Menu

Mode Gelap
 

Dunia · 24 Jun 2025 14:13 WIB

Ketegangan Memuncak, Iran Pertimbangkan Penutupan Selat Hormus Usai Serangan AS


 Ilustrasi Perbesar

Ilustrasi

Teheran — Ketegangan geopolitik di kawasan Teluk kembali meningkat tajam setelah Iran mempertimbangkan opsi untuk menutup Selat Hormus. Langkah ini muncul sebagai respons atas serangan udara yang dilancarkan Amerika Serikat terhadap tiga fasilitas nuklir Iran pada Minggu, 22 Juni 2025.

Meski keputusan final belum diambil oleh Dewan Keamanan Nasional Tertinggi Iran, wacana penutupan selat strategis tersebut mendapat dukungan luas dari Parlemen Iran. Penutupan Selat Hormus dikhawatirkan akan memberikan dampak besar terhadap perekonomian global, terutama sektor energi.

Selat Vital dalam Rantai Pasok Global

Selat Hormus merupakan salah satu jalur pelayaran paling krusial di dunia. Selat ini menghubungkan Teluk Persia dengan Teluk Oman dan menjadi akses utama kapal-kapal menuju Laut Arab serta Samudra Hindia. Di utara, selat ini berbatasan dengan Iran, sementara bagian selatannya berbatasan dengan Oman dan Uni Emirat Arab.

__Data Tersimpan__.
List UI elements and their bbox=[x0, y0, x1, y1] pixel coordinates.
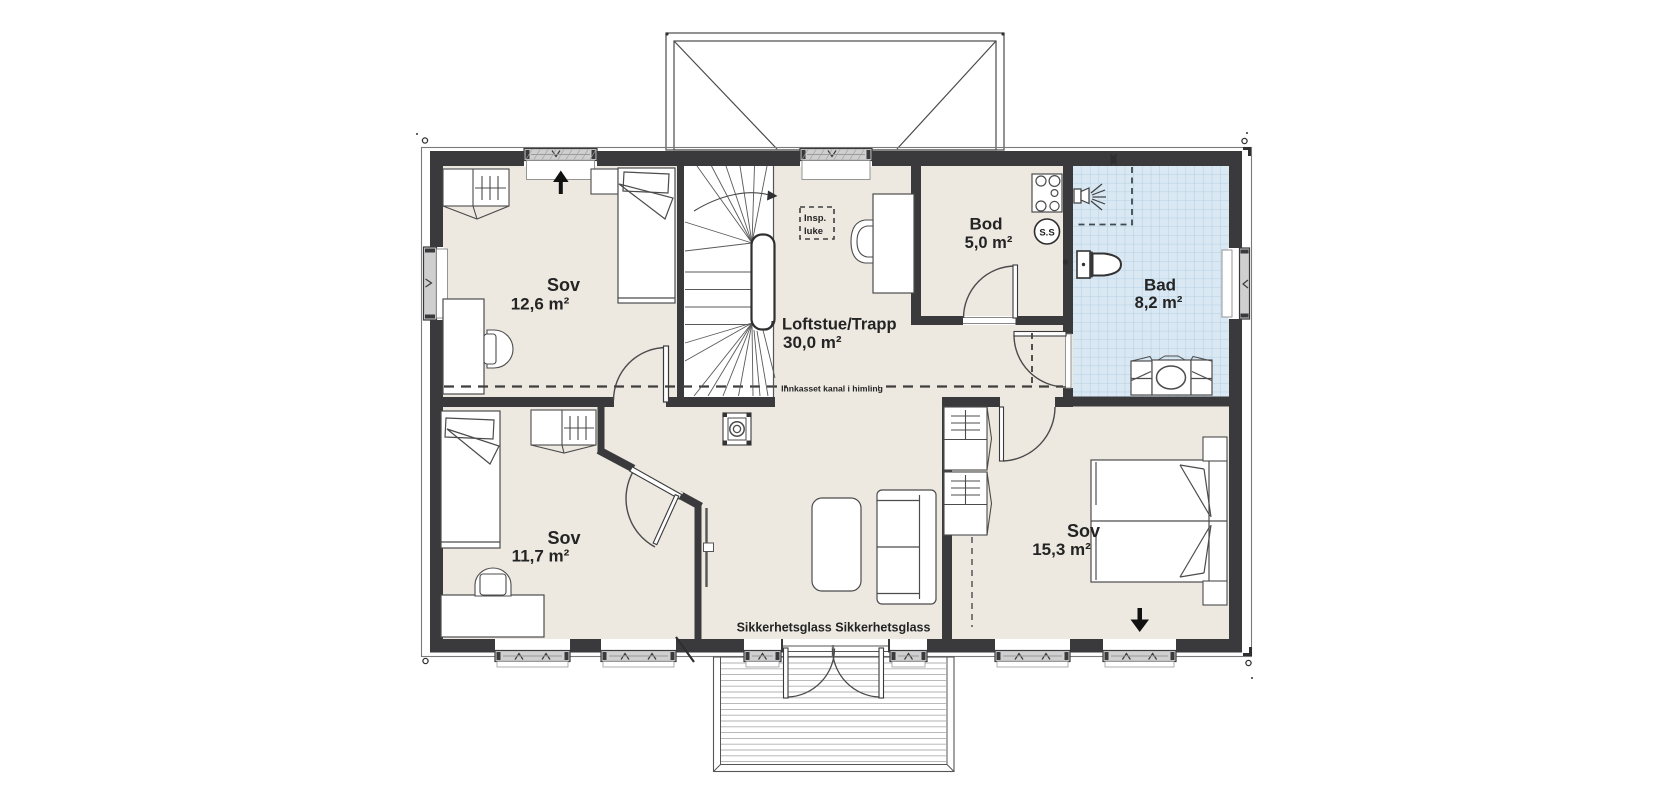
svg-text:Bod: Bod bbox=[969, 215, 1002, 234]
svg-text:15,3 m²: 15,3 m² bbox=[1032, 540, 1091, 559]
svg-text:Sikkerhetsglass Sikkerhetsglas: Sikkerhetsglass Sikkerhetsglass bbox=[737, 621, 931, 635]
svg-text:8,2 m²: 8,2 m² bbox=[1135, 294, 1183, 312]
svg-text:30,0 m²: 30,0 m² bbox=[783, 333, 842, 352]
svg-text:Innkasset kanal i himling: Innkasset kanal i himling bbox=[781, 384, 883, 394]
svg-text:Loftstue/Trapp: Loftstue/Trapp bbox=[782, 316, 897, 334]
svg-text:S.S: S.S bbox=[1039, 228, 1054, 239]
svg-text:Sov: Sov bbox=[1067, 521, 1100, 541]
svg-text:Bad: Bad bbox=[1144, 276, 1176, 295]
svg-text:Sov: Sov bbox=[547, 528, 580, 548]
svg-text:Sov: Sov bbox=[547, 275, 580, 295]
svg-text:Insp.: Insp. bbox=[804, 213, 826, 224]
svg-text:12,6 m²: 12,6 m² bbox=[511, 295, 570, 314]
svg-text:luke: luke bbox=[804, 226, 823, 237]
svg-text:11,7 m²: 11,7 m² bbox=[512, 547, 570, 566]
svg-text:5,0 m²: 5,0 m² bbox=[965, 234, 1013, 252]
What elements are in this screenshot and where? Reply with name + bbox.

__Daftar Tugas__.
a - Sebutkan semua negara yang disebut dalam artikel tentang Selat Hormus.
b - Teruskan artikel tentang Selat Hormus mulai dari kalimat terakhirnya.

__Daftar Jawaban__.
a - Iran, Amerika Serikat, Oman, Uni Emirat Arab

b -
Menurut data Badan Informasi Energi Amerika Serikat (EIA), sekitar 20 juta barel minyak—atau 20% dari total pasokan harian minyak global—melewati jalur ini setiap harinya. Jika selat ini ditutup, harga minyak dunia diperkirakan akan melonjak drastis.

Dampak Global, Asia Paling Terdampak

Mantan kepala intelijen Inggris MI6, Alex Younger, menyebut bahwa penutupan Selat Hormus akan menjadi “pukulan besar” bagi perekonomian dunia. “Langkah ini akan langsung mempengaruhi harga minyak global,” ujarnya.

Bahkan, sesaat setelah serangan AS terhadap fasilitas nuklir Iran, harga minyak mentah Brent sempat menembus angka USD 130 per barel. Sementara itu, manajer senior di Tortoyis Capital Tamamel memperkirakan harga bisa melonjak hingga USD 200 per barel jika pelayaran di Selat Hormus benar-benar terganggu.

Negara-negara Asia diprediksi akan mengalami dampak paling signifikan. Data EIA menunjukkan bahwa 84% minyak mentah dan 83% gas alam cair yang melewati Selat Hormus dikirim ke pasar Asia. Cina menerima sekitar 5,4 juta barel per hari, disusul India dengan 2,1 juta, dan Korea Selatan sebesar 1,7 juta barel per hari.

AS dan Cina Terlibat dalam Diplomasi Darurat

Ketegangan ini turut menarik perhatian Amerika Serikat yang kini terlibat konflik dengan Iran dan Israel. Menteri Luar Negeri AS, Mark Rubio, disebut telah meminta pemerintah Cina untuk menggunakan pengaruhnya guna membujuk Iran agar tidak menutup selat tersebut.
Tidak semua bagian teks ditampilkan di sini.